The request: Every line below that mentions the word "title" should be copied out.

--- BEGIN ---

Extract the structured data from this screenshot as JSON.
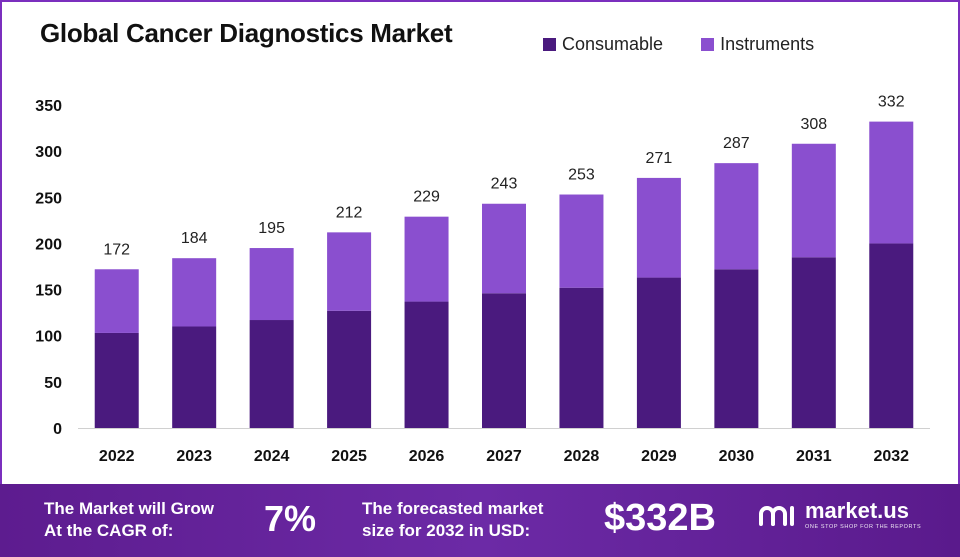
{
  "chart_data": {
    "type": "bar",
    "stacked": true,
    "title": "Global Cancer Diagnostics Market",
    "categories": [
      "2022",
      "2023",
      "2024",
      "2025",
      "2026",
      "2027",
      "2028",
      "2029",
      "2030",
      "2031",
      "2032"
    ],
    "series": [
      {
        "name": "Consumable",
        "color": "#4a1a7e",
        "values": [
          103,
          110,
          117,
          127,
          137,
          146,
          152,
          163,
          172,
          185,
          200
        ]
      },
      {
        "name": "Instruments",
        "color": "#8a4fcf",
        "values": [
          69,
          74,
          78,
          85,
          92,
          97,
          101,
          108,
          115,
          123,
          132
        ]
      }
    ],
    "totals": [
      172,
      184,
      195,
      212,
      229,
      243,
      253,
      271,
      287,
      308,
      332
    ],
    "yticks": [
      0,
      50,
      100,
      150,
      200,
      250,
      300,
      350
    ],
    "ylim": [
      0,
      350
    ],
    "legend_position": "top-right",
    "grid": false
  },
  "footer": {
    "cagr_line1": "The Market will Grow",
    "cagr_line2": "At the CAGR of:",
    "cagr_value": "7%",
    "forecast_line1": "The forecasted market",
    "forecast_line2": "size for 2032 in USD:",
    "forecast_value": "$332B",
    "brand_name": "market.us",
    "brand_tagline": "ONE STOP SHOP FOR THE REPORTS"
  }
}
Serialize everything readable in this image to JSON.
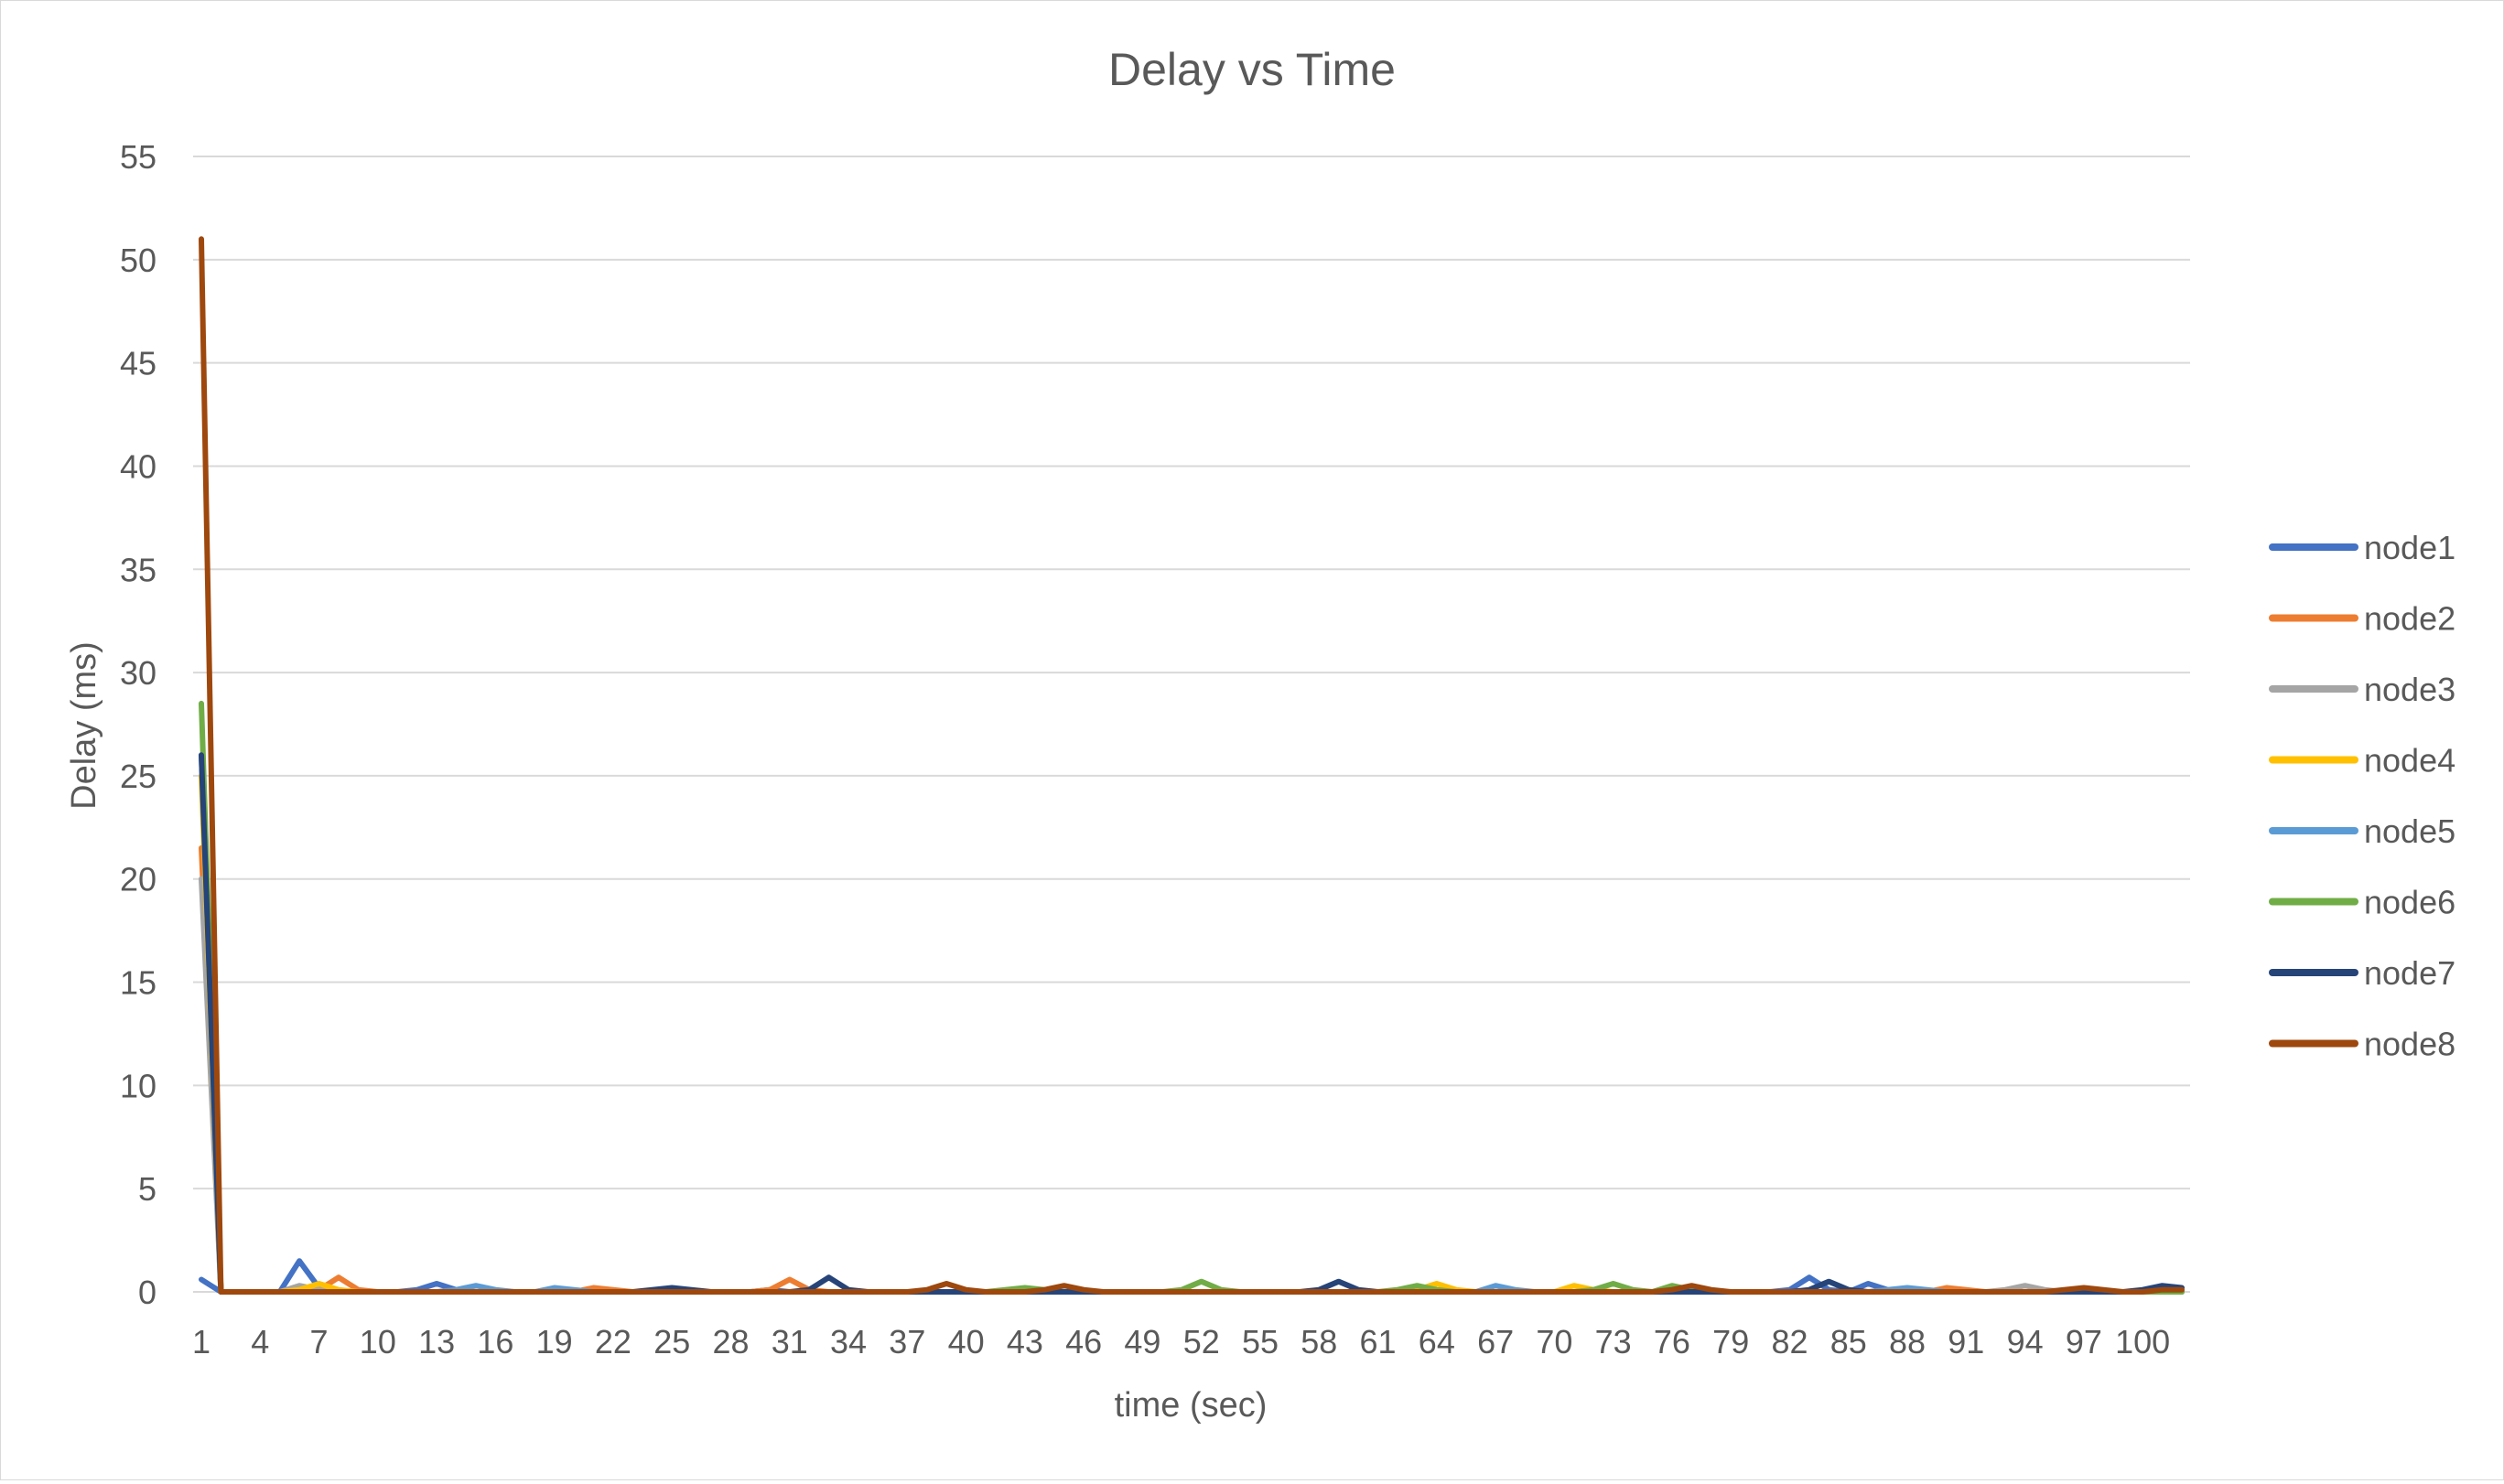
{
  "chart_data": {
    "type": "line",
    "title": "Delay vs Time",
    "xlabel": "time (sec)",
    "ylabel": "Delay (ms)",
    "ylim": [
      0,
      55
    ],
    "yticks": [
      0,
      5,
      10,
      15,
      20,
      25,
      30,
      35,
      40,
      45,
      50,
      55
    ],
    "xlim": [
      1,
      102
    ],
    "xticks": [
      1,
      4,
      7,
      10,
      13,
      16,
      19,
      22,
      25,
      28,
      31,
      34,
      37,
      40,
      43,
      46,
      49,
      52,
      55,
      58,
      61,
      64,
      67,
      70,
      73,
      76,
      79,
      82,
      85,
      88,
      91,
      94,
      97,
      100
    ],
    "grid": "horizontal",
    "legend_position": "right",
    "colors": {
      "node1": "#4472c4",
      "node2": "#ed7d31",
      "node3": "#a5a5a5",
      "node4": "#ffc000",
      "node5": "#5b9bd5",
      "node6": "#70ad47",
      "node7": "#264478",
      "node8": "#9e480e"
    },
    "series": [
      {
        "name": "node1",
        "color": "#4472c4",
        "points": [
          [
            1,
            0.6
          ],
          [
            2,
            0
          ],
          [
            3,
            0
          ],
          [
            4,
            0
          ],
          [
            5,
            0
          ],
          [
            6,
            1.5
          ],
          [
            7,
            0.2
          ],
          [
            8,
            0
          ],
          [
            12,
            0.1
          ],
          [
            13,
            0.4
          ],
          [
            14,
            0.1
          ],
          [
            30,
            0.1
          ],
          [
            82,
            0.1
          ],
          [
            83,
            0.7
          ],
          [
            84,
            0.1
          ],
          [
            86,
            0.4
          ],
          [
            87,
            0.1
          ],
          [
            102,
            0
          ]
        ]
      },
      {
        "name": "node2",
        "color": "#ed7d31",
        "points": [
          [
            1,
            21.5
          ],
          [
            2,
            0
          ],
          [
            7,
            0.1
          ],
          [
            8,
            0.7
          ],
          [
            9,
            0.1
          ],
          [
            21,
            0.2
          ],
          [
            22,
            0.1
          ],
          [
            30,
            0.1
          ],
          [
            31,
            0.6
          ],
          [
            32,
            0.1
          ],
          [
            90,
            0.2
          ],
          [
            91,
            0.1
          ],
          [
            102,
            0
          ]
        ]
      },
      {
        "name": "node3",
        "color": "#a5a5a5",
        "points": [
          [
            1,
            20
          ],
          [
            2,
            0
          ],
          [
            6,
            0.3
          ],
          [
            7,
            0.1
          ],
          [
            93,
            0.1
          ],
          [
            94,
            0.3
          ],
          [
            95,
            0.1
          ],
          [
            102,
            0
          ]
        ]
      },
      {
        "name": "node4",
        "color": "#ffc000",
        "points": [
          [
            1,
            25
          ],
          [
            2,
            0
          ],
          [
            6,
            0.1
          ],
          [
            7,
            0.4
          ],
          [
            8,
            0.1
          ],
          [
            63,
            0.1
          ],
          [
            64,
            0.4
          ],
          [
            65,
            0.1
          ],
          [
            71,
            0.3
          ],
          [
            72,
            0.1
          ],
          [
            102,
            0
          ]
        ]
      },
      {
        "name": "node5",
        "color": "#5b9bd5",
        "points": [
          [
            1,
            26
          ],
          [
            2,
            0
          ],
          [
            14,
            0.1
          ],
          [
            15,
            0.3
          ],
          [
            16,
            0.1
          ],
          [
            19,
            0.2
          ],
          [
            20,
            0.1
          ],
          [
            67,
            0.3
          ],
          [
            68,
            0.1
          ],
          [
            87,
            0.1
          ],
          [
            88,
            0.2
          ],
          [
            89,
            0.1
          ],
          [
            102,
            0
          ]
        ]
      },
      {
        "name": "node6",
        "color": "#70ad47",
        "points": [
          [
            1,
            28.5
          ],
          [
            2,
            0
          ],
          [
            42,
            0.1
          ],
          [
            43,
            0.2
          ],
          [
            44,
            0.1
          ],
          [
            51,
            0.1
          ],
          [
            52,
            0.5
          ],
          [
            53,
            0.1
          ],
          [
            62,
            0.1
          ],
          [
            63,
            0.3
          ],
          [
            64,
            0.1
          ],
          [
            72,
            0.1
          ],
          [
            73,
            0.4
          ],
          [
            74,
            0.1
          ],
          [
            76,
            0.3
          ],
          [
            77,
            0.1
          ],
          [
            102,
            0
          ]
        ]
      },
      {
        "name": "node7",
        "color": "#264478",
        "points": [
          [
            1,
            26
          ],
          [
            2,
            0
          ],
          [
            24,
            0.1
          ],
          [
            25,
            0.2
          ],
          [
            26,
            0.1
          ],
          [
            32,
            0.1
          ],
          [
            33,
            0.7
          ],
          [
            34,
            0.1
          ],
          [
            58,
            0.1
          ],
          [
            59,
            0.5
          ],
          [
            60,
            0.1
          ],
          [
            83,
            0.1
          ],
          [
            84,
            0.5
          ],
          [
            85,
            0.1
          ],
          [
            100,
            0.1
          ],
          [
            101,
            0.3
          ],
          [
            102,
            0.2
          ]
        ]
      },
      {
        "name": "node8",
        "color": "#9e480e",
        "points": [
          [
            1,
            51
          ],
          [
            2,
            0
          ],
          [
            38,
            0.1
          ],
          [
            39,
            0.4
          ],
          [
            40,
            0.1
          ],
          [
            44,
            0.1
          ],
          [
            45,
            0.3
          ],
          [
            46,
            0.1
          ],
          [
            76,
            0.1
          ],
          [
            77,
            0.3
          ],
          [
            78,
            0.1
          ],
          [
            96,
            0.1
          ],
          [
            97,
            0.2
          ],
          [
            98,
            0.1
          ],
          [
            101,
            0.1
          ],
          [
            102,
            0.1
          ]
        ]
      }
    ]
  }
}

--- END ---

Written answer:
    "title": "Global Cancer Diagnostics Market",
    "title": "Delay vs Time",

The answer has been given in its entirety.